Collected data entries:
========================
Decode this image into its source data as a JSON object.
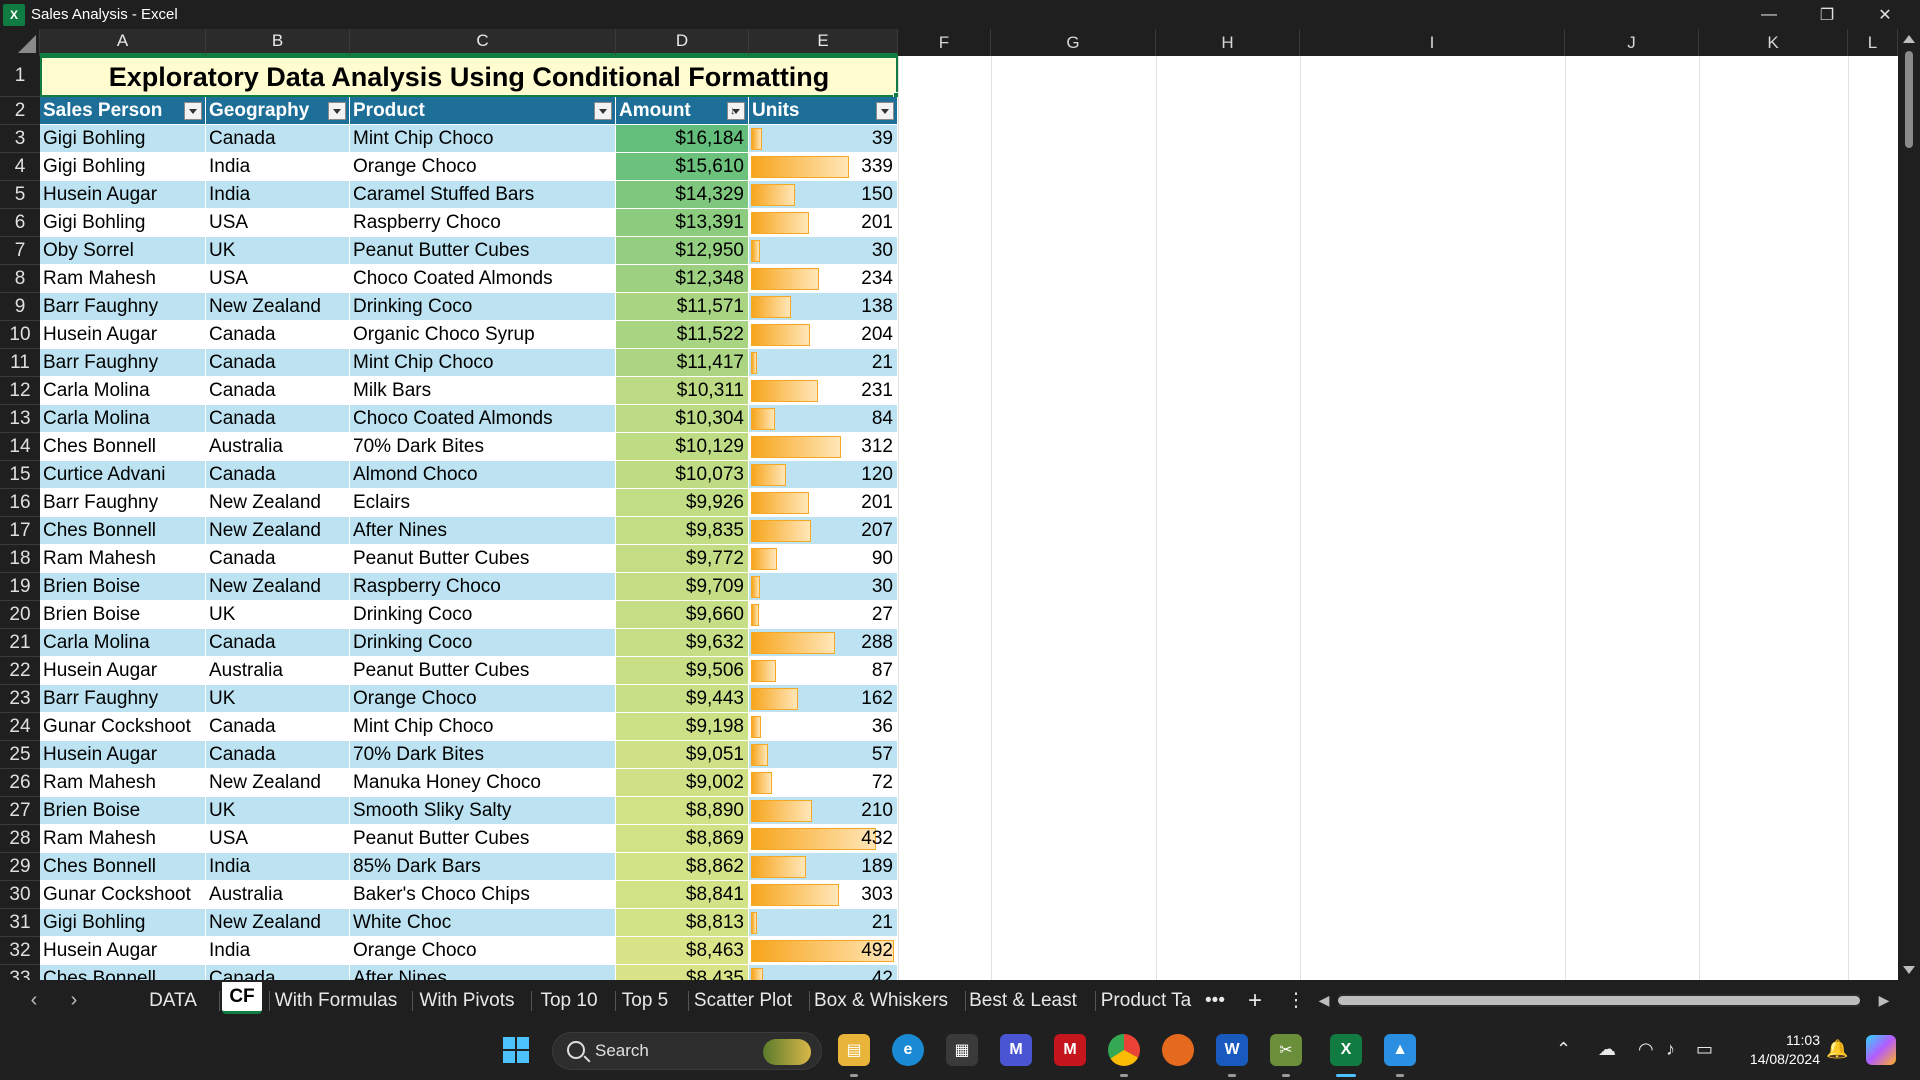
{
  "window": {
    "title": "Sales Analysis - Excel",
    "app_icon": "excel-logo-icon"
  },
  "columns": [
    "A",
    "B",
    "C",
    "D",
    "E",
    "F",
    "G",
    "H",
    "I",
    "J",
    "K",
    "L"
  ],
  "sheet_title": "Exploratory Data Analysis Using Conditional Formatting",
  "table": {
    "headers": [
      "Sales Person",
      "Geography",
      "Product",
      "Amount",
      "Units"
    ],
    "rows": [
      {
        "row": "3",
        "person": "Gigi Bohling",
        "geo": "Canada",
        "product": "Mint Chip Choco",
        "amount": "$16,184",
        "units": "39",
        "units_value": 39
      },
      {
        "row": "4",
        "person": "Gigi Bohling",
        "geo": "India",
        "product": "Orange Choco",
        "amount": "$15,610",
        "units": "339",
        "units_value": 339
      },
      {
        "row": "5",
        "person": "Husein Augar",
        "geo": "India",
        "product": "Caramel Stuffed Bars",
        "amount": "$14,329",
        "units": "150",
        "units_value": 150
      },
      {
        "row": "6",
        "person": "Gigi Bohling",
        "geo": "USA",
        "product": "Raspberry Choco",
        "amount": "$13,391",
        "units": "201",
        "units_value": 201
      },
      {
        "row": "7",
        "person": "Oby Sorrel",
        "geo": "UK",
        "product": "Peanut Butter Cubes",
        "amount": "$12,950",
        "units": "30",
        "units_value": 30
      },
      {
        "row": "8",
        "person": "Ram Mahesh",
        "geo": "USA",
        "product": "Choco Coated Almonds",
        "amount": "$12,348",
        "units": "234",
        "units_value": 234
      },
      {
        "row": "9",
        "person": "Barr Faughny",
        "geo": "New Zealand",
        "product": "Drinking Coco",
        "amount": "$11,571",
        "units": "138",
        "units_value": 138
      },
      {
        "row": "10",
        "person": "Husein Augar",
        "geo": "Canada",
        "product": "Organic Choco Syrup",
        "amount": "$11,522",
        "units": "204",
        "units_value": 204
      },
      {
        "row": "11",
        "person": "Barr Faughny",
        "geo": "Canada",
        "product": "Mint Chip Choco",
        "amount": "$11,417",
        "units": "21",
        "units_value": 21
      },
      {
        "row": "12",
        "person": "Carla Molina",
        "geo": "Canada",
        "product": "Milk Bars",
        "amount": "$10,311",
        "units": "231",
        "units_value": 231
      },
      {
        "row": "13",
        "person": "Carla Molina",
        "geo": "Canada",
        "product": "Choco Coated Almonds",
        "amount": "$10,304",
        "units": "84",
        "units_value": 84
      },
      {
        "row": "14",
        "person": "Ches Bonnell",
        "geo": "Australia",
        "product": "70% Dark Bites",
        "amount": "$10,129",
        "units": "312",
        "units_value": 312
      },
      {
        "row": "15",
        "person": "Curtice Advani",
        "geo": "Canada",
        "product": "Almond Choco",
        "amount": "$10,073",
        "units": "120",
        "units_value": 120
      },
      {
        "row": "16",
        "person": "Barr Faughny",
        "geo": "New Zealand",
        "product": "Eclairs",
        "amount": "$9,926",
        "units": "201",
        "units_value": 201
      },
      {
        "row": "17",
        "person": "Ches Bonnell",
        "geo": "New Zealand",
        "product": "After Nines",
        "amount": "$9,835",
        "units": "207",
        "units_value": 207
      },
      {
        "row": "18",
        "person": "Ram Mahesh",
        "geo": "Canada",
        "product": "Peanut Butter Cubes",
        "amount": "$9,772",
        "units": "90",
        "units_value": 90
      },
      {
        "row": "19",
        "person": "Brien Boise",
        "geo": "New Zealand",
        "product": "Raspberry Choco",
        "amount": "$9,709",
        "units": "30",
        "units_value": 30
      },
      {
        "row": "20",
        "person": "Brien Boise",
        "geo": "UK",
        "product": "Drinking Coco",
        "amount": "$9,660",
        "units": "27",
        "units_value": 27
      },
      {
        "row": "21",
        "person": "Carla Molina",
        "geo": "Canada",
        "product": "Drinking Coco",
        "amount": "$9,632",
        "units": "288",
        "units_value": 288
      },
      {
        "row": "22",
        "person": "Husein Augar",
        "geo": "Australia",
        "product": "Peanut Butter Cubes",
        "amount": "$9,506",
        "units": "87",
        "units_value": 87
      },
      {
        "row": "23",
        "person": "Barr Faughny",
        "geo": "UK",
        "product": "Orange Choco",
        "amount": "$9,443",
        "units": "162",
        "units_value": 162
      },
      {
        "row": "24",
        "person": "Gunar Cockshoot",
        "geo": "Canada",
        "product": "Mint Chip Choco",
        "amount": "$9,198",
        "units": "36",
        "units_value": 36
      },
      {
        "row": "25",
        "person": "Husein Augar",
        "geo": "Canada",
        "product": "70% Dark Bites",
        "amount": "$9,051",
        "units": "57",
        "units_value": 57
      },
      {
        "row": "26",
        "person": "Ram Mahesh",
        "geo": "New Zealand",
        "product": "Manuka Honey Choco",
        "amount": "$9,002",
        "units": "72",
        "units_value": 72
      },
      {
        "row": "27",
        "person": "Brien Boise",
        "geo": "UK",
        "product": "Smooth Sliky Salty",
        "amount": "$8,890",
        "units": "210",
        "units_value": 210
      },
      {
        "row": "28",
        "person": "Ram Mahesh",
        "geo": "USA",
        "product": "Peanut Butter Cubes",
        "amount": "$8,869",
        "units": "432",
        "units_value": 432
      },
      {
        "row": "29",
        "person": "Ches Bonnell",
        "geo": "India",
        "product": "85% Dark Bars",
        "amount": "$8,862",
        "units": "189",
        "units_value": 189
      },
      {
        "row": "30",
        "person": "Gunar Cockshoot",
        "geo": "Australia",
        "product": "Baker's Choco Chips",
        "amount": "$8,841",
        "units": "303",
        "units_value": 303
      },
      {
        "row": "31",
        "person": "Gigi Bohling",
        "geo": "New Zealand",
        "product": "White Choc",
        "amount": "$8,813",
        "units": "21",
        "units_value": 21
      },
      {
        "row": "32",
        "person": "Husein Augar",
        "geo": "India",
        "product": "Orange Choco",
        "amount": "$8,463",
        "units": "492",
        "units_value": 492
      },
      {
        "row": "33",
        "person": "Ches Bonnell",
        "geo": "Canada",
        "product": "After Nines",
        "amount": "$8,435",
        "units": "42",
        "units_value": 42
      }
    ]
  },
  "units_bar_max": 500,
  "amount_color_scale": {
    "high": "#63be7b",
    "low": "#d8e487"
  },
  "tabs": {
    "items": [
      "DATA",
      "CF",
      "With Formulas",
      "With Pivots",
      "Top 10",
      "Top 5",
      "Scatter Plot",
      "Box & Whiskers",
      "Best & Least",
      "Product Ta"
    ],
    "active": "CF",
    "more_label": "•••",
    "add_label": "+",
    "menu_label": "⋮"
  },
  "taskbar": {
    "search_placeholder": "Search",
    "time": "11:03",
    "date": "14/08/2024"
  }
}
========================
=== WRITTEN TASK ===
Leave the pictures out and output the rest of the listing exactly.

=== EXERCISE SOLUTION ===
Decode this image into its source data as a JSON object.
{
  "window": {
    "title": "Sales Analysis - Excel",
    "app_icon": "excel-logo-icon"
  },
  "columns": [
    "A",
    "B",
    "C",
    "D",
    "E",
    "F",
    "G",
    "H",
    "I",
    "J",
    "K",
    "L"
  ],
  "sheet_title": "Exploratory Data Analysis Using Conditional Formatting",
  "table": {
    "headers": [
      "Sales Person",
      "Geography",
      "Product",
      "Amount",
      "Units"
    ],
    "rows": [
      {
        "row": "3",
        "person": "Gigi Bohling",
        "geo": "Canada",
        "product": "Mint Chip Choco",
        "amount": "$16,184",
        "units": "39",
        "units_value": 39
      },
      {
        "row": "4",
        "person": "Gigi Bohling",
        "geo": "India",
        "product": "Orange Choco",
        "amount": "$15,610",
        "units": "339",
        "units_value": 339
      },
      {
        "row": "5",
        "person": "Husein Augar",
        "geo": "India",
        "product": "Caramel Stuffed Bars",
        "amount": "$14,329",
        "units": "150",
        "units_value": 150
      },
      {
        "row": "6",
        "person": "Gigi Bohling",
        "geo": "USA",
        "product": "Raspberry Choco",
        "amount": "$13,391",
        "units": "201",
        "units_value": 201
      },
      {
        "row": "7",
        "person": "Oby Sorrel",
        "geo": "UK",
        "product": "Peanut Butter Cubes",
        "amount": "$12,950",
        "units": "30",
        "units_value": 30
      },
      {
        "row": "8",
        "person": "Ram Mahesh",
        "geo": "USA",
        "product": "Choco Coated Almonds",
        "amount": "$12,348",
        "units": "234",
        "units_value": 234
      },
      {
        "row": "9",
        "person": "Barr Faughny",
        "geo": "New Zealand",
        "product": "Drinking Coco",
        "amount": "$11,571",
        "units": "138",
        "units_value": 138
      },
      {
        "row": "10",
        "person": "Husein Augar",
        "geo": "Canada",
        "product": "Organic Choco Syrup",
        "amount": "$11,522",
        "units": "204",
        "units_value": 204
      },
      {
        "row": "11",
        "person": "Barr Faughny",
        "geo": "Canada",
        "product": "Mint Chip Choco",
        "amount": "$11,417",
        "units": "21",
        "units_value": 21
      },
      {
        "row": "12",
        "person": "Carla Molina",
        "geo": "Canada",
        "product": "Milk Bars",
        "amount": "$10,311",
        "units": "231",
        "units_value": 231
      },
      {
        "row": "13",
        "person": "Carla Molina",
        "geo": "Canada",
        "product": "Choco Coated Almonds",
        "amount": "$10,304",
        "units": "84",
        "units_value": 84
      },
      {
        "row": "14",
        "person": "Ches Bonnell",
        "geo": "Australia",
        "product": "70% Dark Bites",
        "amount": "$10,129",
        "units": "312",
        "units_value": 312
      },
      {
        "row": "15",
        "person": "Curtice Advani",
        "geo": "Canada",
        "product": "Almond Choco",
        "amount": "$10,073",
        "units": "120",
        "units_value": 120
      },
      {
        "row": "16",
        "person": "Barr Faughny",
        "geo": "New Zealand",
        "product": "Eclairs",
        "amount": "$9,926",
        "units": "201",
        "units_value": 201
      },
      {
        "row": "17",
        "person": "Ches Bonnell",
        "geo": "New Zealand",
        "product": "After Nines",
        "amount": "$9,835",
        "units": "207",
        "units_value": 207
      },
      {
        "row": "18",
        "person": "Ram Mahesh",
        "geo": "Canada",
        "product": "Peanut Butter Cubes",
        "amount": "$9,772",
        "units": "90",
        "units_value": 90
      },
      {
        "row": "19",
        "person": "Brien Boise",
        "geo": "New Zealand",
        "product": "Raspberry Choco",
        "amount": "$9,709",
        "units": "30",
        "units_value": 30
      },
      {
        "row": "20",
        "person": "Brien Boise",
        "geo": "UK",
        "product": "Drinking Coco",
        "amount": "$9,660",
        "units": "27",
        "units_value": 27
      },
      {
        "row": "21",
        "person": "Carla Molina",
        "geo": "Canada",
        "product": "Drinking Coco",
        "amount": "$9,632",
        "units": "288",
        "units_value": 288
      },
      {
        "row": "22",
        "person": "Husein Augar",
        "geo": "Australia",
        "product": "Peanut Butter Cubes",
        "amount": "$9,506",
        "units": "87",
        "units_value": 87
      },
      {
        "row": "23",
        "person": "Barr Faughny",
        "geo": "UK",
        "product": "Orange Choco",
        "amount": "$9,443",
        "units": "162",
        "units_value": 162
      },
      {
        "row": "24",
        "person": "Gunar Cockshoot",
        "geo": "Canada",
        "product": "Mint Chip Choco",
        "amount": "$9,198",
        "units": "36",
        "units_value": 36
      },
      {
        "row": "25",
        "person": "Husein Augar",
        "geo": "Canada",
        "product": "70% Dark Bites",
        "amount": "$9,051",
        "units": "57",
        "units_value": 57
      },
      {
        "row": "26",
        "person": "Ram Mahesh",
        "geo": "New Zealand",
        "product": "Manuka Honey Choco",
        "amount": "$9,002",
        "units": "72",
        "units_value": 72
      },
      {
        "row": "27",
        "person": "Brien Boise",
        "geo": "UK",
        "product": "Smooth Sliky Salty",
        "amount": "$8,890",
        "units": "210",
        "units_value": 210
      },
      {
        "row": "28",
        "person": "Ram Mahesh",
        "geo": "USA",
        "product": "Peanut Butter Cubes",
        "amount": "$8,869",
        "units": "432",
        "units_value": 432
      },
      {
        "row": "29",
        "person": "Ches Bonnell",
        "geo": "India",
        "product": "85% Dark Bars",
        "amount": "$8,862",
        "units": "189",
        "units_value": 189
      },
      {
        "row": "30",
        "person": "Gunar Cockshoot",
        "geo": "Australia",
        "product": "Baker's Choco Chips",
        "amount": "$8,841",
        "units": "303",
        "units_value": 303
      },
      {
        "row": "31",
        "person": "Gigi Bohling",
        "geo": "New Zealand",
        "product": "White Choc",
        "amount": "$8,813",
        "units": "21",
        "units_value": 21
      },
      {
        "row": "32",
        "person": "Husein Augar",
        "geo": "India",
        "product": "Orange Choco",
        "amount": "$8,463",
        "units": "492",
        "units_value": 492
      },
      {
        "row": "33",
        "person": "Ches Bonnell",
        "geo": "Canada",
        "product": "After Nines",
        "amount": "$8,435",
        "units": "42",
        "units_value": 42
      }
    ]
  },
  "units_bar_max": 500,
  "amount_color_scale": {
    "high": "#63be7b",
    "low": "#d8e487"
  },
  "tabs": {
    "items": [
      "DATA",
      "CF",
      "With Formulas",
      "With Pivots",
      "Top 10",
      "Top 5",
      "Scatter Plot",
      "Box & Whiskers",
      "Best & Least",
      "Product Ta"
    ],
    "active": "CF",
    "more_label": "•••",
    "add_label": "+",
    "menu_label": "⋮"
  },
  "taskbar": {
    "search_placeholder": "Search",
    "time": "11:03",
    "date": "14/08/2024"
  }
}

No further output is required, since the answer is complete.